SET TASK: Lift out all lines below that contain "Hassan".

INPUT:
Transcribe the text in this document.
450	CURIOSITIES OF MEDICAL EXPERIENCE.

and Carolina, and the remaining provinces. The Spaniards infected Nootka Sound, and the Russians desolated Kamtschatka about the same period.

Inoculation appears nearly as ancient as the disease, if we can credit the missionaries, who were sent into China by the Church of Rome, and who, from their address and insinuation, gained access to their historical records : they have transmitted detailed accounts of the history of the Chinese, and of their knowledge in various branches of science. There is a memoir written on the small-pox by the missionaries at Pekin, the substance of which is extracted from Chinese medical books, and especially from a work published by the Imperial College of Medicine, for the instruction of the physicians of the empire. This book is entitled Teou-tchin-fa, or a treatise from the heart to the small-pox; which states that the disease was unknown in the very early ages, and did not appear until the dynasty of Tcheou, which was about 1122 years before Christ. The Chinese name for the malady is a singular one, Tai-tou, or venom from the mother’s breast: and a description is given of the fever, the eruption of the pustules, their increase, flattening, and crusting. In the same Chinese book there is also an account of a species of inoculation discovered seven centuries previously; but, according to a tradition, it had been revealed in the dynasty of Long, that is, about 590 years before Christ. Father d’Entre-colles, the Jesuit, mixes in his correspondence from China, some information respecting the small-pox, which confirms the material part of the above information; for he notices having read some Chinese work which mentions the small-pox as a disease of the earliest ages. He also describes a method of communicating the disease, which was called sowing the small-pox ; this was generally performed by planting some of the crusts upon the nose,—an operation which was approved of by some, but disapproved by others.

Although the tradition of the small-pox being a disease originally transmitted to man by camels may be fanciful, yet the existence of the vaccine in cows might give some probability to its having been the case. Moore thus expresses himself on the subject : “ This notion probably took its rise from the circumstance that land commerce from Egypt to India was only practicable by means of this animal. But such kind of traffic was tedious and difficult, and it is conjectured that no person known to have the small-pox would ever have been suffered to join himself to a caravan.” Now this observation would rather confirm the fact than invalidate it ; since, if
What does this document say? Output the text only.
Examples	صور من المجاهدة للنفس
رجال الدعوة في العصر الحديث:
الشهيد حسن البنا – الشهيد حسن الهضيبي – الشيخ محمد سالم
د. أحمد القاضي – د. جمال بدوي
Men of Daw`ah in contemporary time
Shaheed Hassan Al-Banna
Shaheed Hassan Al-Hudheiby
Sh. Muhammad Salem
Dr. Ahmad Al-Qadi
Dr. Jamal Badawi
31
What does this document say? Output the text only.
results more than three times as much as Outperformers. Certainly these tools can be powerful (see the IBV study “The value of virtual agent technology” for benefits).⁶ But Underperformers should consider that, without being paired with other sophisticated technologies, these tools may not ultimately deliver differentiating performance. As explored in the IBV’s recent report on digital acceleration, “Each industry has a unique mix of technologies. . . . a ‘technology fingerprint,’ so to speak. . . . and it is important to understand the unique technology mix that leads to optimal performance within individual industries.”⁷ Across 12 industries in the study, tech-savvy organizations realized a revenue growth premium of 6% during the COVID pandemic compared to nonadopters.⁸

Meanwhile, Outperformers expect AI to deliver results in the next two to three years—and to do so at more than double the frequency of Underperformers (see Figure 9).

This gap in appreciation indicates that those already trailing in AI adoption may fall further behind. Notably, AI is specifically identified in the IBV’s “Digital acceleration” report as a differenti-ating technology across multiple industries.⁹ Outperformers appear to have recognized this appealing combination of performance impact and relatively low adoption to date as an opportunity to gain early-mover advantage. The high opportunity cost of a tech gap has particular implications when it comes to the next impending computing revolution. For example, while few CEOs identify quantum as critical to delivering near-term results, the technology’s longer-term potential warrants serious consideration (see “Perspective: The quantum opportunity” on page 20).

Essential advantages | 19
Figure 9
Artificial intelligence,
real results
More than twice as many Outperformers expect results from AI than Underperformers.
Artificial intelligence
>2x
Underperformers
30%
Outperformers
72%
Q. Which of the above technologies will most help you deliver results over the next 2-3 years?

EXERCISE SOLUTION:
Shaheed Hassan Al-Banna
Shaheed Hassan Al-Hudheiby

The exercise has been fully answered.